Instructions for the task: Locate and copy each line in the data that contains the word "అమలన".

Records provided:
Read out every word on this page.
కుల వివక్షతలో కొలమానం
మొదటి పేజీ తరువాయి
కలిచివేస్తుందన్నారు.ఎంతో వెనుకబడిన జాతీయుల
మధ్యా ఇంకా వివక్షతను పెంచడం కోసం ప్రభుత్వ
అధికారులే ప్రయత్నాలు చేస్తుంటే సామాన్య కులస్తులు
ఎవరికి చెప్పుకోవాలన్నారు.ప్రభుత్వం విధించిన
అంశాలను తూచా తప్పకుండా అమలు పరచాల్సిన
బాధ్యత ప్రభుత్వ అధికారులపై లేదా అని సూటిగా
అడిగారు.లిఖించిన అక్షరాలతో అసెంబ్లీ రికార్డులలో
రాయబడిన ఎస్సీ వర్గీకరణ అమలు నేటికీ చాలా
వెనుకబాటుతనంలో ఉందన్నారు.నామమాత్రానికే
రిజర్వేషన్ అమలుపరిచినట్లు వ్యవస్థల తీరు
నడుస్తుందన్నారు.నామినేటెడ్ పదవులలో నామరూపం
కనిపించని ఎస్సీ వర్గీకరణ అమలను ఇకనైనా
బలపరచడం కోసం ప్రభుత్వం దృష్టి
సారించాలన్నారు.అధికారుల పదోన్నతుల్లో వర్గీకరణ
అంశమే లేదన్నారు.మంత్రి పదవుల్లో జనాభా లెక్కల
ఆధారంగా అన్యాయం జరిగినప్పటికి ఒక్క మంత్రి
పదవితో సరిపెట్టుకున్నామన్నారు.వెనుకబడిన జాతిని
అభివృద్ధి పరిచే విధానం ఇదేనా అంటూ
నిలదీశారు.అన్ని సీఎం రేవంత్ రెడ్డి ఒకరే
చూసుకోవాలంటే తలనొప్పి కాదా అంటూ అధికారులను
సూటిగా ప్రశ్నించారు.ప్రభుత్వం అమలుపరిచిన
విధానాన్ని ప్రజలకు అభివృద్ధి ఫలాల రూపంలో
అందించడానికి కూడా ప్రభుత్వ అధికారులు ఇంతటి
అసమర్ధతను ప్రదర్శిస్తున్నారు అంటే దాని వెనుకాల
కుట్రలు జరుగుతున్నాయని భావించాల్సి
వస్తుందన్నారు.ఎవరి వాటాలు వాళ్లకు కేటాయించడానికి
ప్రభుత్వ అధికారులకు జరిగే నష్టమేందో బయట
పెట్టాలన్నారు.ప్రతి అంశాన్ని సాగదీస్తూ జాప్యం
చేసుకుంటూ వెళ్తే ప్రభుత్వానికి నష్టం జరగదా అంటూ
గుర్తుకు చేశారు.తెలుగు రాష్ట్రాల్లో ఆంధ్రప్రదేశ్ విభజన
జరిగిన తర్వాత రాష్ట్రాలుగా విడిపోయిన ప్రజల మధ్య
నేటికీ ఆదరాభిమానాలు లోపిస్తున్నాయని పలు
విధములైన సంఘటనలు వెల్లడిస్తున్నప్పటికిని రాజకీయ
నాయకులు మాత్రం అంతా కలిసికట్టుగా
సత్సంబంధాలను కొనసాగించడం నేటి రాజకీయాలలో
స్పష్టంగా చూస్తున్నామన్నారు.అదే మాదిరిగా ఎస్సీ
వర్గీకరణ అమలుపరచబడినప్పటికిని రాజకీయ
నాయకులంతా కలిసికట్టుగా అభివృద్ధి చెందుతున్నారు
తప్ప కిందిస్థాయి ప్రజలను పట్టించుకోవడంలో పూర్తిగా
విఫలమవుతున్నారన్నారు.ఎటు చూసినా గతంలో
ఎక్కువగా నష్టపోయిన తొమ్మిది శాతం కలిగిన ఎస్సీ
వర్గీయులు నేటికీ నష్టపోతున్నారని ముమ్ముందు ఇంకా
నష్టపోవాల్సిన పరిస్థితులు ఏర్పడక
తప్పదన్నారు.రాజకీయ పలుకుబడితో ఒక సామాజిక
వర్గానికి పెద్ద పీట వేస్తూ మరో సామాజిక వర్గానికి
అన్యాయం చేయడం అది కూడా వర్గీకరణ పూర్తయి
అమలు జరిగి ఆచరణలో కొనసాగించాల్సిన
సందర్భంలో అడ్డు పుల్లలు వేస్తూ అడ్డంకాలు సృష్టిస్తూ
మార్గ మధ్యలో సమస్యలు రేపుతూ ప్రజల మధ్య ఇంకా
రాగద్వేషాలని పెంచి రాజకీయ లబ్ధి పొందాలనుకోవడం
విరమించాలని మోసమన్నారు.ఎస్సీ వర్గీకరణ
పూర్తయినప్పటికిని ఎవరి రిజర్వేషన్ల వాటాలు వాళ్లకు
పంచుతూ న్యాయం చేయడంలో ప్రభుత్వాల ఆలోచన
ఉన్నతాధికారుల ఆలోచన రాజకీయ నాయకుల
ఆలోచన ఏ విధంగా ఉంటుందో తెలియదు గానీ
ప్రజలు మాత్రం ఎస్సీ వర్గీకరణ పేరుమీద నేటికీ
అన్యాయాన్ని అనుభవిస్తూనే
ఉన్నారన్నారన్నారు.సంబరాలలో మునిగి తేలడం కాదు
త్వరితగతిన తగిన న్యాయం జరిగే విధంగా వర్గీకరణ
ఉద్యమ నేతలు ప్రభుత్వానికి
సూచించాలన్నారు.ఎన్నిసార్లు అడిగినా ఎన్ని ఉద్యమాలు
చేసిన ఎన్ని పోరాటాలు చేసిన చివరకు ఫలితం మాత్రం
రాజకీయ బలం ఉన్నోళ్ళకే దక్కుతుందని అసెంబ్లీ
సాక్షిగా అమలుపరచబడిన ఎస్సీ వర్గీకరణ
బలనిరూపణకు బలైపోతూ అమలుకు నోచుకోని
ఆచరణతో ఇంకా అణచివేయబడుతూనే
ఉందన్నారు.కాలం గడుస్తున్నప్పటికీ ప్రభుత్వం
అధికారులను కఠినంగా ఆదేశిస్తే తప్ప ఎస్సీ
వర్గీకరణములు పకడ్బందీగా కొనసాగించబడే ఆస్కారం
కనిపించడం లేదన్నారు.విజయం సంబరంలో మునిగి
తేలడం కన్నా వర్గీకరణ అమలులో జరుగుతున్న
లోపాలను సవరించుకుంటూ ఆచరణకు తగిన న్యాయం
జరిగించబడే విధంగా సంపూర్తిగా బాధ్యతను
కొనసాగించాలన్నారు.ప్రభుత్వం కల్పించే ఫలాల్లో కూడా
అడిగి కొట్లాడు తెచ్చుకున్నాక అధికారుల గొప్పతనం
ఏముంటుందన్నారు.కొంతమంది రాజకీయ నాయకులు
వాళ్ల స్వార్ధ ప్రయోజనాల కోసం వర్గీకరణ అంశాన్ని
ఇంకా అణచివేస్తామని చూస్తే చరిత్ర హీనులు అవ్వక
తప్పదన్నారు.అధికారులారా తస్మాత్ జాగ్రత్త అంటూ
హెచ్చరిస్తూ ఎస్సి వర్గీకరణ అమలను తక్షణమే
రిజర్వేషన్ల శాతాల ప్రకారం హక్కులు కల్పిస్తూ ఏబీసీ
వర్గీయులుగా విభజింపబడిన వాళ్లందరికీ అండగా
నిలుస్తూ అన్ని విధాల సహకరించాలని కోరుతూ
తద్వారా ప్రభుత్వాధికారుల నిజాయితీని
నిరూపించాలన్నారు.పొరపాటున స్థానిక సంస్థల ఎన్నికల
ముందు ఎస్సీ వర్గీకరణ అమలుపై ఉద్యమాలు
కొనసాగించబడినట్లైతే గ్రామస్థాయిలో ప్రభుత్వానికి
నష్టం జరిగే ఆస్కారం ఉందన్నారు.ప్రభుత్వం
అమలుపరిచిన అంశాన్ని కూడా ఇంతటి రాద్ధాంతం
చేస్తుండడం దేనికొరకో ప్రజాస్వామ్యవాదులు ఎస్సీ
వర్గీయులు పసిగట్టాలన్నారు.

Final result:
కనిపించని ఎస్సీ వర్గీకరణ అమలను ఇకనైనా
హెచ్చరిస్తూ ఎస్సి వర్గీకరణ అమలను తక్షణమే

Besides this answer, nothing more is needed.